+++ EXERCISE INPUTS
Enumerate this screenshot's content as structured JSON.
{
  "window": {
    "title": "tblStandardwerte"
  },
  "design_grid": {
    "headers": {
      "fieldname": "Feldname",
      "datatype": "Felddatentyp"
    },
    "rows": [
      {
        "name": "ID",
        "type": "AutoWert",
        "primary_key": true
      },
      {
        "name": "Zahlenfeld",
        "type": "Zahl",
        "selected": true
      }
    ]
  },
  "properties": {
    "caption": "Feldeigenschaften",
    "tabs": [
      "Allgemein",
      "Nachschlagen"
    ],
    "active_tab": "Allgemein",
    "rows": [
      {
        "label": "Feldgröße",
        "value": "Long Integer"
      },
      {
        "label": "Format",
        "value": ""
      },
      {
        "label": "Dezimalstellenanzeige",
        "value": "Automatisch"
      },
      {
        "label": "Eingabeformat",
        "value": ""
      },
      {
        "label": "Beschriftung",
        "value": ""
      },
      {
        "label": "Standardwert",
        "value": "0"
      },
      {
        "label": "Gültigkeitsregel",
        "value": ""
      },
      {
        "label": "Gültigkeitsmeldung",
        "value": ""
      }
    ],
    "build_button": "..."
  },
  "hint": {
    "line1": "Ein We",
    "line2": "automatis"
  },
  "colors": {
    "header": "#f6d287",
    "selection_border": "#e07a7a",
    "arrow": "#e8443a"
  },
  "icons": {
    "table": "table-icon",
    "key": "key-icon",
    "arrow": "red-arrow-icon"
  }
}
++++++
# OBJECTIVE
Exact output of every entry is required.

# EXERCISE RESPONSE
Enumerate this screenshot's content as structured JSON.
{
  "window": {
    "title": "tblStandardwerte"
  },
  "design_grid": {
    "headers": {
      "fieldname": "Feldname",
      "datatype": "Felddatentyp"
    },
    "rows": [
      {
        "name": "ID",
        "type": "AutoWert",
        "primary_key": true
      },
      {
        "name": "Zahlenfeld",
        "type": "Zahl",
        "selected": true
      }
    ]
  },
  "properties": {
    "caption": "Feldeigenschaften",
    "tabs": [
      "Allgemein",
      "Nachschlagen"
    ],
    "active_tab": "Allgemein",
    "rows": [
      {
        "label": "Feldgröße",
        "value": "Long Integer"
      },
      {
        "label": "Format",
        "value": ""
      },
      {
        "label": "Dezimalstellenanzeige",
        "value": "Automatisch"
      },
      {
        "label": "Eingabeformat",
        "value": ""
      },
      {
        "label": "Beschriftung",
        "value": ""
      },
      {
        "label": "Standardwert",
        "value": "0"
      },
      {
        "label": "Gültigkeitsregel",
        "value": ""
      },
      {
        "label": "Gültigkeitsmeldung",
        "value": ""
      }
    ],
    "build_button": "..."
  },
  "hint": {
    "line1": "Ein We",
    "line2": "automatis"
  },
  "colors": {
    "header": "#f6d287",
    "selection_border": "#e07a7a",
    "arrow": "#e8443a"
  },
  "icons": {
    "table": "table-icon",
    "key": "key-icon",
    "arrow": "red-arrow-icon"
  }
}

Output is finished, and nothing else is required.